Chinese demand may be driving the poaching boom, but conservationists blame

New Delhi for failing to protect the tigers. Wright reserves particular ire

for the government's 30-year-old showcase conservation effort, Project

Tiger, which is widely regarded as understaffed and underfunded. " The

government hasn't recruited any new forest staff in 15 years, " she says.

Remarks Valmik Thapar, one of India's foremost tiger experts and the

director of a conservation group called the Ranthambhore Foundation: " The

government just doesn't have the will to save the tiger. "

 

That message may, at least, have gotten through to Prime Minister Manmohan

Singh, who acknowledged last year that India needed " a more effective

strategy for tackling poaching and smuggling. " In April 2005 he convened a

Tiger Task Force, headed by Sunita Narian, one of India's most-admired

environmentalists. The Task Force recommended streamlining government

agencies and establishing a well-funded wildlife-crime bureau that would

take the burden of protection away from organizations like the Wildlife

Protection Society of India. But P.K. Sen, head of the World Wildlife Fund's

India Tiger Conservation Program and a former director of Project Tiger,

says the Task Force was a disappointment from the start. " There was nothing

new in the tiger action plan, " he claims. " The Task Force members only

looked at the best parks in the country, and never even went to the worst

ones. "

------------------------------------

Aim of the exercise: Transcribe the passage on tiger protection in India word for word, from its first sentence to its last.

Data block:
------------------------------------

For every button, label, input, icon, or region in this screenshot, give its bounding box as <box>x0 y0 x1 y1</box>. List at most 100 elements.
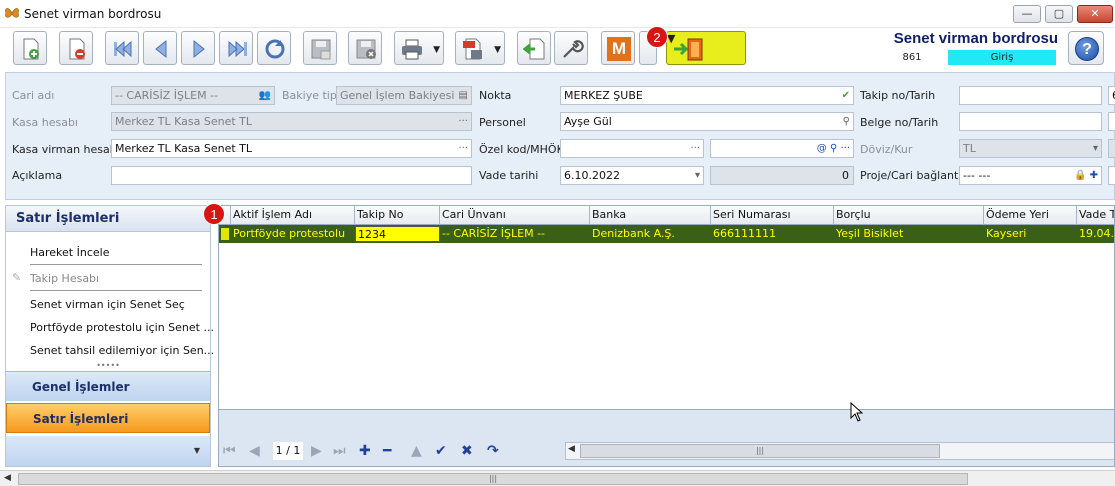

------------------------------------

Full answer:
Chinese demand may be driving the poaching boom, but conservationists blame

New Delhi for failing to protect the tigers. Wright reserves particular ire

for the government's 30-year-old showcase conservation effort, Project

Tiger, which is widely regarded as understaffed and underfunded. " The

government hasn't recruited any new forest staff in 15 years, " she says.

Remarks Valmik Thapar, one of India's foremost tiger experts and the

director of a conservation group called the Ranthambhore Foundation: " The

government just doesn't have the will to save the tiger. "

 

That message may, at least, have gotten through to Prime Minister Manmohan

Singh, who acknowledged last year that India needed " a more effective

strategy for tackling poaching and smuggling. " In April 2005 he convened a

Tiger Task Force, headed by Sunita Narian, one of India's most-admired

environmentalists. The Task Force recommended streamlining government

agencies and establishing a well-funded wildlife-crime bureau that would

take the burden of protection away from organizations like the Wildlife

Protection Society of India. But P.K. Sen, head of the World Wildlife Fund's

India Tiger Conservation Program and a former director of Project Tiger,

says the Task Force was a disappointment from the start. " There was nothing

new in the tiger action plan, " he claims. " The Task Force members only

looked at the best parks in the country, and never even went to the worst

ones. "